-- BEGIN Task data --

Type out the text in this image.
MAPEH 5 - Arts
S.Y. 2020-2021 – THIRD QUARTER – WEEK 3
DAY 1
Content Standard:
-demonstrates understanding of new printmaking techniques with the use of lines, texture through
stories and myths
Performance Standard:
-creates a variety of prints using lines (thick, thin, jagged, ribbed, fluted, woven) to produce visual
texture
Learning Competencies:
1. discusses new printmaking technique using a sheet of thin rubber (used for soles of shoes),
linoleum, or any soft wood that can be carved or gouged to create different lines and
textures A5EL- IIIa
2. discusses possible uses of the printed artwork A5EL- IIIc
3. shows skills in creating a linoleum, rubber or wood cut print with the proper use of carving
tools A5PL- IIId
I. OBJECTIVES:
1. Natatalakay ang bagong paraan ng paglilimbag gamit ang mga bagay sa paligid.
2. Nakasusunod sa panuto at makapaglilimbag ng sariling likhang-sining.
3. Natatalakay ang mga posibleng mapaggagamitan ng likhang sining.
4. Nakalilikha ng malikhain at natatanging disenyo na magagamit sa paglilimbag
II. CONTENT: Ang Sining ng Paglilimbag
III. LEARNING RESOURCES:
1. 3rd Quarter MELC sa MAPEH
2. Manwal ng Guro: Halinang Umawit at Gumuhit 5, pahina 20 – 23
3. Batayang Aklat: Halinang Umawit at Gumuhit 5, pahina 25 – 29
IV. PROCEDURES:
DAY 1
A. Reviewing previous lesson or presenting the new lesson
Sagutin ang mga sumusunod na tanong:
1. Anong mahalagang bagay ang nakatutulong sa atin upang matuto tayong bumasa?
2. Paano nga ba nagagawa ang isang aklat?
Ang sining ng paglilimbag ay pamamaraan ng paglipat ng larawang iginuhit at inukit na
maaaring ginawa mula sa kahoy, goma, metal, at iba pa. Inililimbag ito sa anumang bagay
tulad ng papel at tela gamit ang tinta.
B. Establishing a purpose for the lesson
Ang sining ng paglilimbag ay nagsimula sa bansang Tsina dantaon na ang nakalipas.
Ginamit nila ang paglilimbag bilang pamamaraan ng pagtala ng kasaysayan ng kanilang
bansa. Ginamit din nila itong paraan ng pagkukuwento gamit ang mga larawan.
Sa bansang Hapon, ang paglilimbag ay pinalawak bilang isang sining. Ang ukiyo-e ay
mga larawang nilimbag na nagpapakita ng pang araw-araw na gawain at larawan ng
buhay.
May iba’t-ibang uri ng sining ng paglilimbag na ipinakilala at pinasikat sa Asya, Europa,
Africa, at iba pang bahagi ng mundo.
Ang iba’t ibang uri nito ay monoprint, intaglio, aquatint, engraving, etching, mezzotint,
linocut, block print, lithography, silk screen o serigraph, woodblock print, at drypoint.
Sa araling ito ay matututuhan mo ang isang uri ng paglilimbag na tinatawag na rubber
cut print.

-- END Task data --
-- BEGIN Task data --

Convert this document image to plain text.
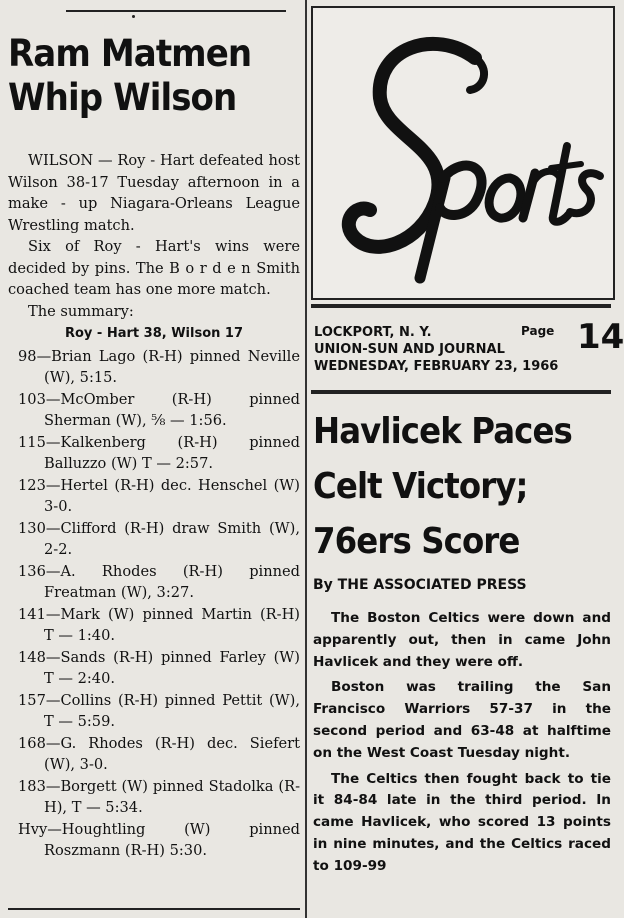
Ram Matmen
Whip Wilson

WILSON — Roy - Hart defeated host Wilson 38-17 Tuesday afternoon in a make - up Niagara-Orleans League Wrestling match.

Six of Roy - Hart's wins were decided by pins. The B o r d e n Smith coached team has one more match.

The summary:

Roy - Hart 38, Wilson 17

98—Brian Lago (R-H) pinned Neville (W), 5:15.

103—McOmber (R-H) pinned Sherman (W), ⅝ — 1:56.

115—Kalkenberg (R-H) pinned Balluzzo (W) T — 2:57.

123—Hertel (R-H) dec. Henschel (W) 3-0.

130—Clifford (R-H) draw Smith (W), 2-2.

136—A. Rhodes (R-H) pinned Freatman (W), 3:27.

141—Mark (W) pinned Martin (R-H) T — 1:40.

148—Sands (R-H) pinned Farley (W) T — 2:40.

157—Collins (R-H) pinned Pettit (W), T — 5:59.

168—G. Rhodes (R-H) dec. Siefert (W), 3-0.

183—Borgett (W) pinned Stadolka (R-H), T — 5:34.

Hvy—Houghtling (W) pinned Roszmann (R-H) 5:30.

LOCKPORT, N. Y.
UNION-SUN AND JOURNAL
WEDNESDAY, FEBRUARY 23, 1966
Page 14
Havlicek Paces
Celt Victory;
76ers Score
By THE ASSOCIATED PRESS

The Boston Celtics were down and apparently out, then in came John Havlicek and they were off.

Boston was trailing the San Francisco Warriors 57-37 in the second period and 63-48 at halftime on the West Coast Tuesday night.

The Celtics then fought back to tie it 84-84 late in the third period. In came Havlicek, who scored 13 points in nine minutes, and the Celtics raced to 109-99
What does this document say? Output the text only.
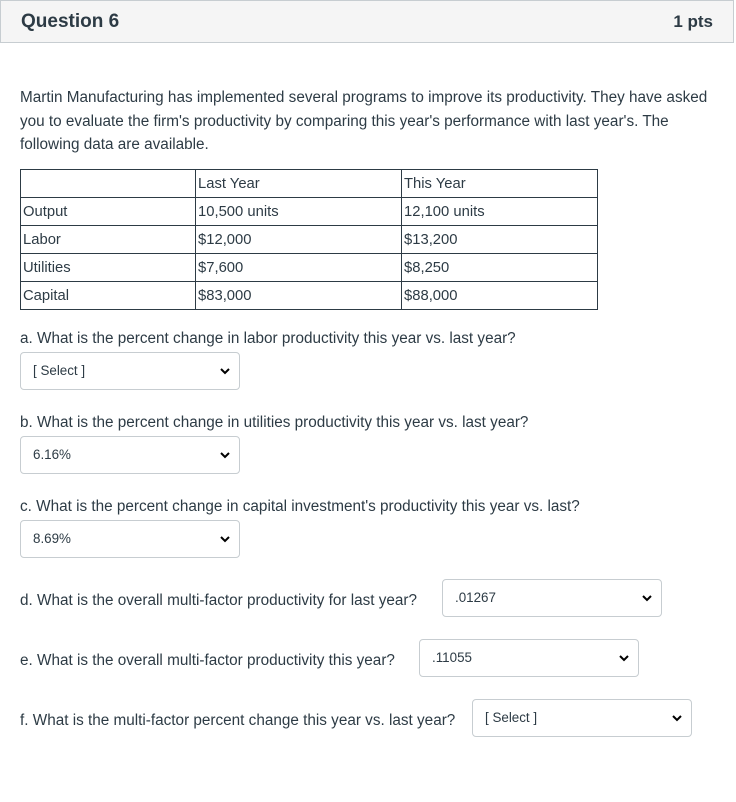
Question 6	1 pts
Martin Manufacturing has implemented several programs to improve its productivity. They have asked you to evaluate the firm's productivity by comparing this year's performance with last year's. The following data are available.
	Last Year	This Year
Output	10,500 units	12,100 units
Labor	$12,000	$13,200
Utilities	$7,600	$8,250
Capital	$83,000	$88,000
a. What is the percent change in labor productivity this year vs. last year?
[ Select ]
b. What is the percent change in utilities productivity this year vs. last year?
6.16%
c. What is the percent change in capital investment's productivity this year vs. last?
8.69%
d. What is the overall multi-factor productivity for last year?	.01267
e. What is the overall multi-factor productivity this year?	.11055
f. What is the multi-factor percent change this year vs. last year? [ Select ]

-- END Task data --

» **Objective**: Going through the entries above, report how many lines include the string "MAPEH". The number alone is the answer.

» **Answer to the problem**: 2